Document section:
* * * * *

How can I select the last index of a column split with bigquery

There are a lot of questions about splitting a BigQuery, MySQL column, but I can't find one that fits my situation.

I am processing a large dataset (3rd party) that includes a freeform location field to normalize it for my Android app. When I run a select I'd like to split the column data by commas, take only the last segment and trim it of whitespace.

So far I've come up with the following by Googling documentation:

SELECT RTRIM(LOWER(SPLIT(location, ',')[OFFSET(-1)])) FROM `users` WHERE location <> ''

But the -1 trick to split at last element does not work (with either offset or ordinal). I can't use ARRAY_LENGTH with the same array inline and I'm not exactly sure how to structure a nested query and know the last column index of the row.

I might be approaching this from the wrong angle, I work with Android and NoSQL now so I haven't used MySQL in a long time

How do I structure this query correctly?

1 answer

  • answered 2018-10-11 19:34 Mikhail Berlyant

    I'd like to split the column data by commas, take only the last segment ...

    You can use below approach (BigQuery Standard SQL)

    SELECT ARRAY_REVERSE(SPLIT(location))[SAFE_OFFSET(0)]
    

    Below is an example illustrating it:

    #standardSQL
    WITH `project.dataset.table` AS (
      SELECT '1,2,3,4,5' location UNION ALL
      SELECT '6,7,8'
    )
    SELECT location, ARRAY_REVERSE(SPLIT(location))[SAFE_OFFSET(0)] last_segment
    FROM `project.dataset.table`   
    

    with result

    Row location    last_segment     
    1   1,2,3,4,5   5    
    2   6,7,8       8      
    

    For trimming - you can use LTRIM(RTRIM()) - like in

    SELECT LTRIM(RTRIM(ARRAY_REVERSE(SPLIT(location))[SAFE_OFFSET(0)]))

* * * * *

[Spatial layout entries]
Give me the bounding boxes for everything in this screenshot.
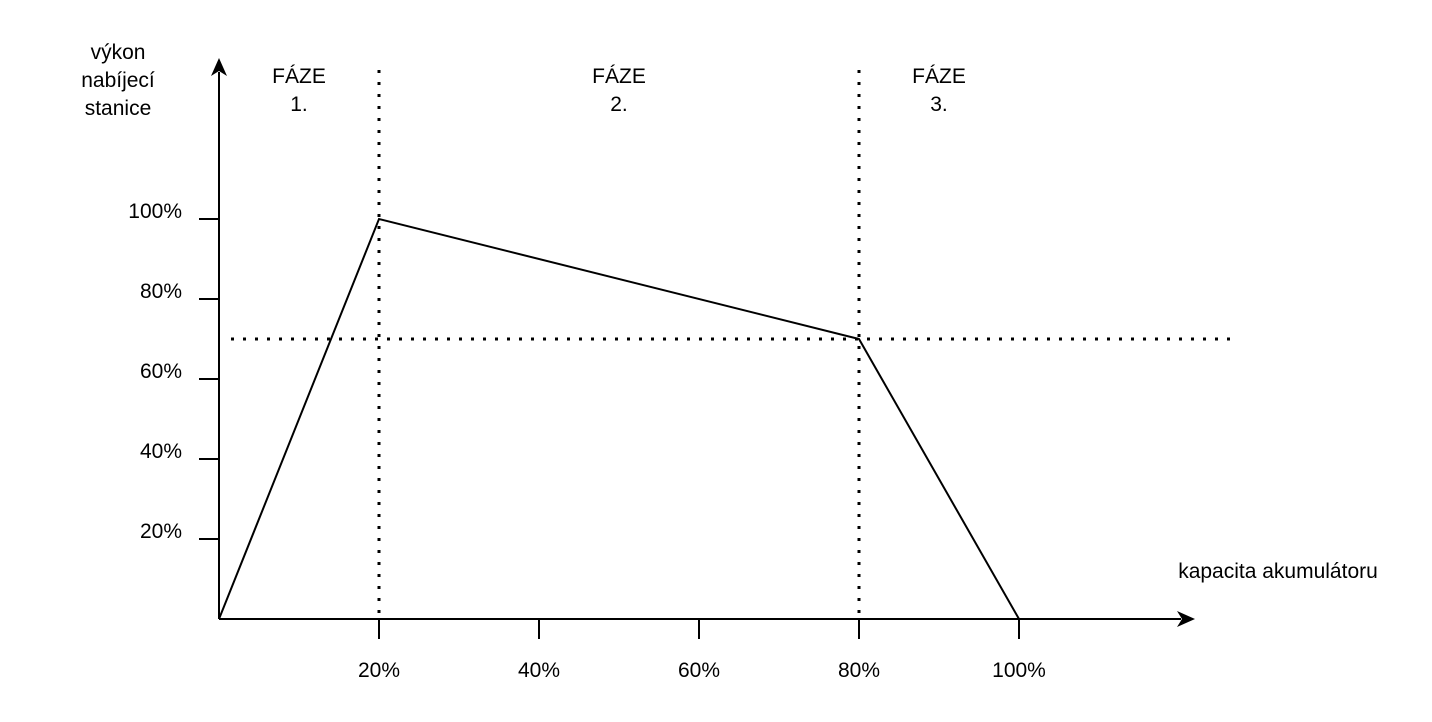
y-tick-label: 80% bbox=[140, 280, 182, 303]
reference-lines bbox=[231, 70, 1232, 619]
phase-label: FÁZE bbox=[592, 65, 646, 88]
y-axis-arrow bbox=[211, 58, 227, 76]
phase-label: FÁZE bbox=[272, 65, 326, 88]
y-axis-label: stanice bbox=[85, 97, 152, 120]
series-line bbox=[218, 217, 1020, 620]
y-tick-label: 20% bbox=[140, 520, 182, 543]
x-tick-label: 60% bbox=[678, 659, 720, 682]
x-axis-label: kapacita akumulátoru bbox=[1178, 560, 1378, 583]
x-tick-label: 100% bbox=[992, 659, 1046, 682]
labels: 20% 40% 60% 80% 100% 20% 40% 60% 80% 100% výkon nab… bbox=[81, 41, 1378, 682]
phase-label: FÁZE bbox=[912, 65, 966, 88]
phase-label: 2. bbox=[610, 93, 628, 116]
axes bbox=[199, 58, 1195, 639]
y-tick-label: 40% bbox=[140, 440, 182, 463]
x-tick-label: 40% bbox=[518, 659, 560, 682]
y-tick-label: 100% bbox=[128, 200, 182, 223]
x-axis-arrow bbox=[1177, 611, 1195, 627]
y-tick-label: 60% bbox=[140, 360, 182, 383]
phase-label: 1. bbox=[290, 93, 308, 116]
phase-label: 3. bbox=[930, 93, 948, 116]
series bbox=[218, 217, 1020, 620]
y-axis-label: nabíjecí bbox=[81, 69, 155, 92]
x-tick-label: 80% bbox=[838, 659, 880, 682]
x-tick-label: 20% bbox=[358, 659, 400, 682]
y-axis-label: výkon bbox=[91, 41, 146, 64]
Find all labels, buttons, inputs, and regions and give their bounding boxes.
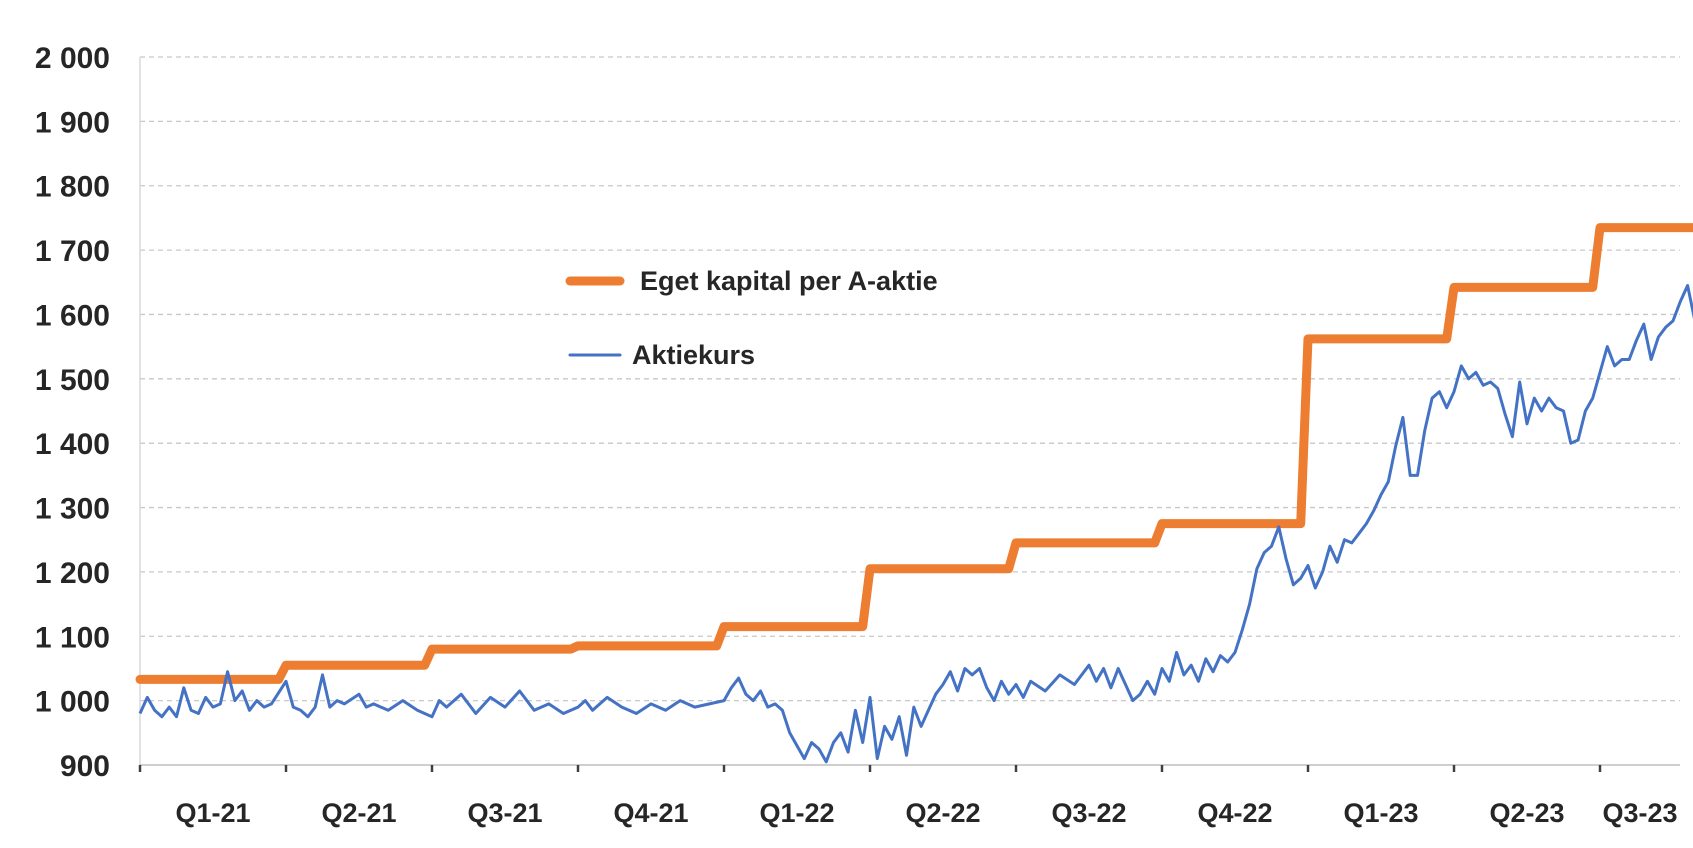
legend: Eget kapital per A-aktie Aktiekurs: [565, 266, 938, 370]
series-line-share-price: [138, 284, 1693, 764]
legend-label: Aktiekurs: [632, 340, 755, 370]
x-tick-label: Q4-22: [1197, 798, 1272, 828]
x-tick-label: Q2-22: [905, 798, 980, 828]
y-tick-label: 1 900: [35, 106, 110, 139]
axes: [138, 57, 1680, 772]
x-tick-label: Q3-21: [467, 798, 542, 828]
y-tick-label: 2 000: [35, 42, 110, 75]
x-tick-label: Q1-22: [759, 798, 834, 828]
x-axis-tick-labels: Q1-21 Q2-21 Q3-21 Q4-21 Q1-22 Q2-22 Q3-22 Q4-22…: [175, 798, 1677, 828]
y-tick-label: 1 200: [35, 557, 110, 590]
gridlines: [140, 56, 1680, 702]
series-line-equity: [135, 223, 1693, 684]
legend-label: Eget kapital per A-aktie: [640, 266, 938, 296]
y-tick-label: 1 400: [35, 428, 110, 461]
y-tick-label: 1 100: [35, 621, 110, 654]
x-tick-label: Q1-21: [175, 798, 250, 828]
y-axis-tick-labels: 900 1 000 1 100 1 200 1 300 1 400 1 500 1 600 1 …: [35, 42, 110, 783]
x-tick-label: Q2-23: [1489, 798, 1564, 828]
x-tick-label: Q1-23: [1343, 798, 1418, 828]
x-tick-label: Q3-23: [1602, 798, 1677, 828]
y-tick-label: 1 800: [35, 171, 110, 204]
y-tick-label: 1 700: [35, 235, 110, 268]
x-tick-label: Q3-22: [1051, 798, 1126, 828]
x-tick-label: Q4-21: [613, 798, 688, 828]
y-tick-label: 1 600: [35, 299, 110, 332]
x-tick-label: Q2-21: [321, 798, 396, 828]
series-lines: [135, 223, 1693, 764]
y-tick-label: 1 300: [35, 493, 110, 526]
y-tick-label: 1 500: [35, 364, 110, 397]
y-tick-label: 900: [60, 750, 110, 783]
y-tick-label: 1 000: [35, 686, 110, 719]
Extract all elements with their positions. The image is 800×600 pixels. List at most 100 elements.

* * * * *

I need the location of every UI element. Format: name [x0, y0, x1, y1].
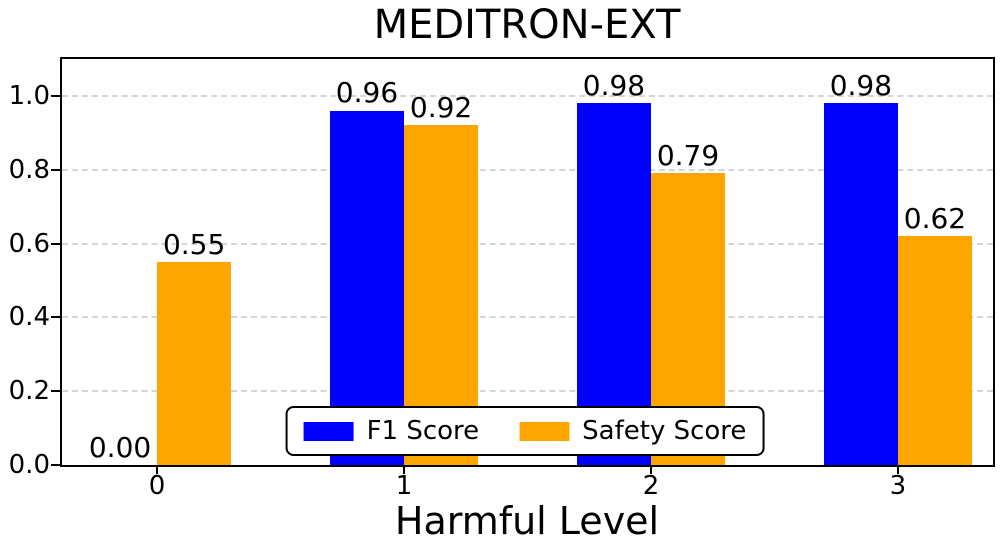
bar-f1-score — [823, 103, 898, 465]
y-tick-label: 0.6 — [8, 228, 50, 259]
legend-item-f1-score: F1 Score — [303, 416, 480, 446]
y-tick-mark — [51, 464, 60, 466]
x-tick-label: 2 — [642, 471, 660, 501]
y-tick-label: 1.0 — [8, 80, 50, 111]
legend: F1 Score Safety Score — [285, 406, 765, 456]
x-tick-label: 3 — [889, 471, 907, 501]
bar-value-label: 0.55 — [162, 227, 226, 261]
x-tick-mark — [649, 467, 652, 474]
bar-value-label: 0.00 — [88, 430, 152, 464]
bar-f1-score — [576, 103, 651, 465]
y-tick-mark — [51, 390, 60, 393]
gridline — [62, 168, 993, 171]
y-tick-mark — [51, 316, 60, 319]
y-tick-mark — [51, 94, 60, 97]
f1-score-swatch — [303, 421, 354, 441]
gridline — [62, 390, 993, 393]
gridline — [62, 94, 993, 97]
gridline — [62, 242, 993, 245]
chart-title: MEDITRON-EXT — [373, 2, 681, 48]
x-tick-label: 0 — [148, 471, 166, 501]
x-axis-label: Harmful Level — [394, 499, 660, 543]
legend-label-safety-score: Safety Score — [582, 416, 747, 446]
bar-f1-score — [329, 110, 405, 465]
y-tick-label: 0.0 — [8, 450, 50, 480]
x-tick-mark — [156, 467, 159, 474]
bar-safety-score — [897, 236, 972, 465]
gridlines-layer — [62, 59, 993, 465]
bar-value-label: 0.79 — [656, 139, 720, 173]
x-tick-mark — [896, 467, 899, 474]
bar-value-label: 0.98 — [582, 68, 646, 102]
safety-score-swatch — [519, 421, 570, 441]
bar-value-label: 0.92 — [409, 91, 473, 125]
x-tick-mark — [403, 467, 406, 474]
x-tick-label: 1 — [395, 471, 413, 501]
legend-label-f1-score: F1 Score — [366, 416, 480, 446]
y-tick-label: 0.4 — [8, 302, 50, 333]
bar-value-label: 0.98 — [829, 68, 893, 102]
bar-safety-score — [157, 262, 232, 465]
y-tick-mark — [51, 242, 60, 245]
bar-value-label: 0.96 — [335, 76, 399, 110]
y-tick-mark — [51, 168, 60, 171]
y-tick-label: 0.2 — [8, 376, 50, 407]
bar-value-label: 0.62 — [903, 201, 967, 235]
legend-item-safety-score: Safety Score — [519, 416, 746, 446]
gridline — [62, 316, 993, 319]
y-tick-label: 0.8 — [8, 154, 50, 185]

* * * * *

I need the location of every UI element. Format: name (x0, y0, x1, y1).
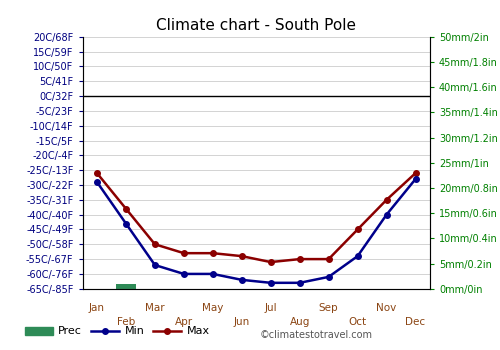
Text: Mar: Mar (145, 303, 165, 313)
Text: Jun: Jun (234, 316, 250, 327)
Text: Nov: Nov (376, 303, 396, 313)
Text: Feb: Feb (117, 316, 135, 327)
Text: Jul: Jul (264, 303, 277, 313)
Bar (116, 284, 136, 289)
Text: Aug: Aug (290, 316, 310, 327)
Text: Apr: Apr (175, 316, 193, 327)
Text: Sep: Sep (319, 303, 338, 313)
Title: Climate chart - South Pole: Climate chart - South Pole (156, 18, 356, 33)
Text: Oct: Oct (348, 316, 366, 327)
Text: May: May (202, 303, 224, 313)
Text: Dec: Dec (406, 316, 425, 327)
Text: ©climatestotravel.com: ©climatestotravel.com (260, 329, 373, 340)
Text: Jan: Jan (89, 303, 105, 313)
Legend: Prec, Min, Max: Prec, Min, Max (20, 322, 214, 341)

* * * * *

Work required: In the thread about splitting a BigQuery column, copy out the passage starting at "How can I select" and ending at "of the row.".

Exercise output:
How can I select the last index of a column split with bigquery

There are a lot of questions about splitting a BigQuery, MySQL column, but I can't find one that fits my situation.

I am processing a large dataset (3rd party) that includes a freeform location field to normalize it for my Android app. When I run a select I'd like to split the column data by commas, take only the last segment and trim it of whitespace.

So far I've come up with the following by Googling documentation:

SELECT RTRIM(LOWER(SPLIT(location, ',')[OFFSET(-1)])) FROM `users` WHERE location <> ''

But the -1 trick to split at last element does not work (with either offset or ordinal). I can't use ARRAY_LENGTH with the same array inline and I'm not exactly sure how to structure a nested query and know the last column index of the row.